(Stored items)
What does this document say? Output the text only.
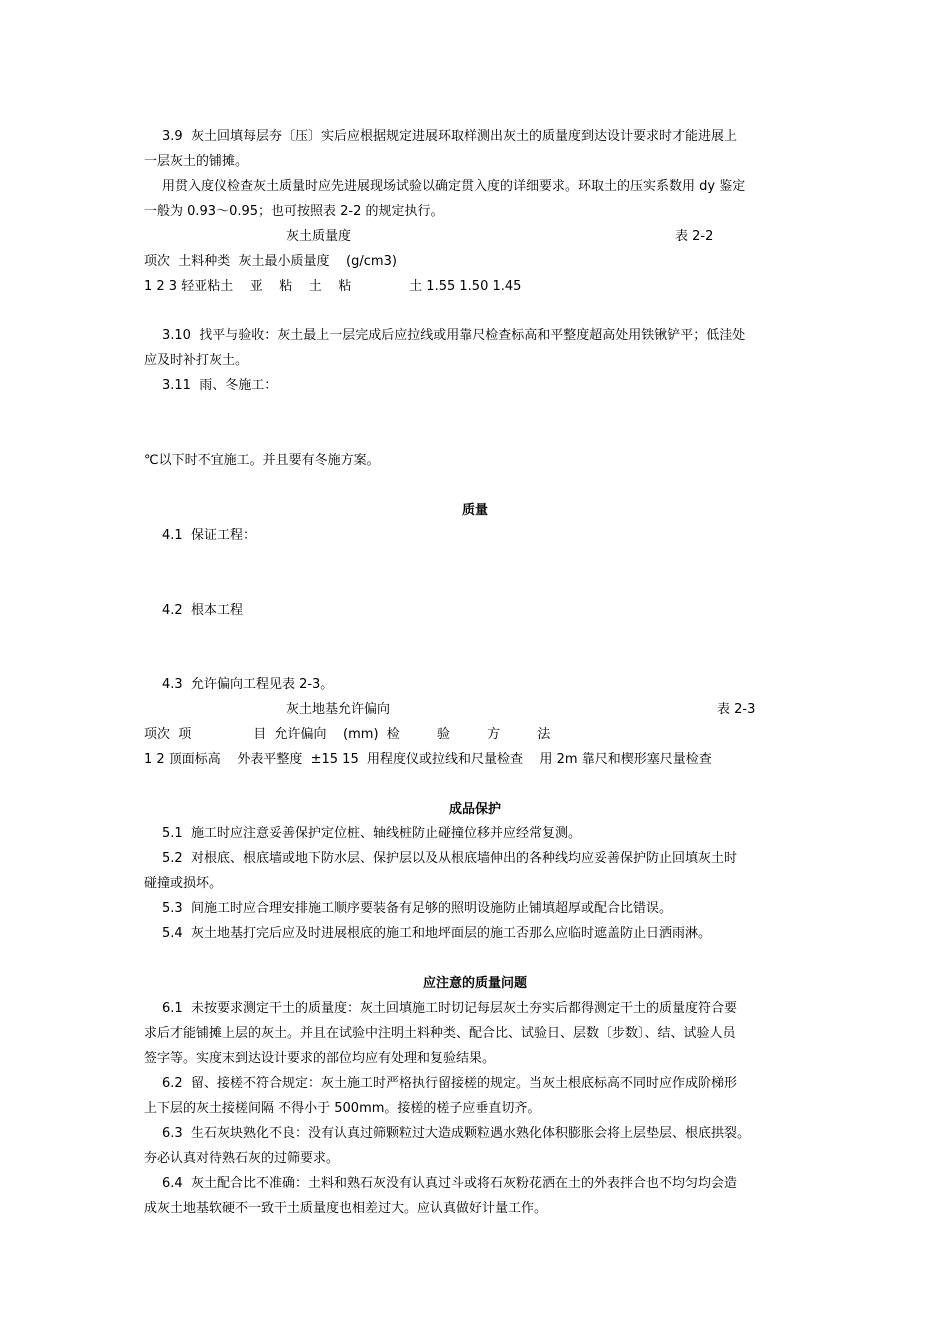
3.9  灰土回填每层夯〔压〕实后应根据规定进展环取样测出灰土的质量度到达设计要求时才能进展上
一层灰土的铺摊。
用贯入度仪检查灰土质量时应先进展现场试验以确定贯入度的详细要求。环取土的压实系数用 dy 鉴定
一般为 0.93～0.95；也可按照表 2-2 的规定执行。
灰土质量度	表 2-2
项次  土料种类  灰土最小质量度    (g/cm3)
1 2 3 轻亚粘土    亚    粘    土    粘              土 1.55 1.50 1.45
3.10  找平与验收：灰土最上一层完成后应拉线或用靠尺检查标高和平整度超高处用铁锹铲平；低洼处
应及时补打灰土。
3.11  雨、冬施工：
℃以下时不宜施工。并且要有冬施方案。
质量
4.1  保证工程：
4.2  根本工程
4.3  允许偏向工程见表 2-3。
灰土地基允许偏向	表 2-3
项次  项               目  允许偏向    (mm)  检         验         方         法
1 2 顶面标高    外表平整度  ±15 15  用程度仪或拉线和尺量检查    用 2m 靠尺和楔形塞尺量检查
成品保护
5.1  施工时应注意妥善保护定位桩、轴线桩防止碰撞位移并应经常复测。
5.2  对根底、根底墙或地下防水层、保护层以及从根底墙伸出的各种线均应妥善保护防止回填灰土时
碰撞或损坏。
5.3  间施工时应合理安排施工顺序要装备有足够的照明设施防止铺填超厚或配合比错误。
5.4  灰土地基打完后应及时进展根底的施工和地坪面层的施工否那么应临时遮盖防止日洒雨淋。
应注意的质量问题
6.1  未按要求测定干土的质量度：灰土回填施工时切记每层灰土夯实后都得测定干土的质量度符合要
求后才能铺摊上层的灰土。并且在试验中注明土料种类、配合比、试验日、层数〔步数〕、结、试验人员
签字等。实度末到达设计要求的部位均应有处理和复验结果。
6.2  留、接槎不符合规定：灰土施工时严格执行留接槎的规定。当灰土根底标高不同时应作成阶梯形
上下层的灰土接槎间隔 不得小于 500mm。接槎的槎子应垂直切齐。
6.3  生石灰块熟化不良：没有认真过筛颗粒过大造成颗粒遇水熟化体积膨胀会将上层垫层、根底拱裂。
夯必认真对待熟石灰的过筛要求。
6.4  灰土配合比不准确：土料和熟石灰没有认真过斗或将石灰粉花洒在土的外表拌合也不均匀均会造
成灰土地基软硬不一致干土质量度也相差过大。应认真做好计量工作。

▶ [TASK INSTRUCTIONS]:
Skipping the pictures, transcribe each line above exactly as it appears.

▶ [EXERCISE RESPONSE]:
What does this document say? Output the text only.
3.9  灰土回填每层夯〔压〕实后应根据规定进展环取样测出灰土的质量度到达设计要求时才能进展上
一层灰土的铺摊。
用贯入度仪检查灰土质量时应先进展现场试验以确定贯入度的详细要求。环取土的压实系数用 dy 鉴定
一般为 0.93～0.95；也可按照表 2-2 的规定执行。
灰土质量度	表 2-2
项次  土料种类  灰土最小质量度    (g/cm3)
1 2 3 轻亚粘土    亚    粘    土    粘              土 1.55 1.50 1.45
3.10  找平与验收：灰土最上一层完成后应拉线或用靠尺检查标高和平整度超高处用铁锹铲平；低洼处
应及时补打灰土。
3.11  雨、冬施工：
℃以下时不宜施工。并且要有冬施方案。
质量
4.1  保证工程：
4.2  根本工程
4.3  允许偏向工程见表 2-3。
灰土地基允许偏向	表 2-3
项次  项               目  允许偏向    (mm)  检         验         方         法
1 2 顶面标高    外表平整度  ±15 15  用程度仪或拉线和尺量检查    用 2m 靠尺和楔形塞尺量检查
成品保护
5.1  施工时应注意妥善保护定位桩、轴线桩防止碰撞位移并应经常复测。
5.2  对根底、根底墙或地下防水层、保护层以及从根底墙伸出的各种线均应妥善保护防止回填灰土时
碰撞或损坏。
5.3  间施工时应合理安排施工顺序要装备有足够的照明设施防止铺填超厚或配合比错误。
5.4  灰土地基打完后应及时进展根底的施工和地坪面层的施工否那么应临时遮盖防止日洒雨淋。
应注意的质量问题
6.1  未按要求测定干土的质量度：灰土回填施工时切记每层灰土夯实后都得测定干土的质量度符合要
求后才能铺摊上层的灰土。并且在试验中注明土料种类、配合比、试验日、层数〔步数〕、结、试验人员
签字等。实度末到达设计要求的部位均应有处理和复验结果。
6.2  留、接槎不符合规定：灰土施工时严格执行留接槎的规定。当灰土根底标高不同时应作成阶梯形
上下层的灰土接槎间隔 不得小于 500mm。接槎的槎子应垂直切齐。
6.3  生石灰块熟化不良：没有认真过筛颗粒过大造成颗粒遇水熟化体积膨胀会将上层垫层、根底拱裂。
夯必认真对待熟石灰的过筛要求。
6.4  灰土配合比不准确：土料和熟石灰没有认真过斗或将石灰粉花洒在土的外表拌合也不均匀均会造
成灰土地基软硬不一致干土质量度也相差过大。应认真做好计量工作。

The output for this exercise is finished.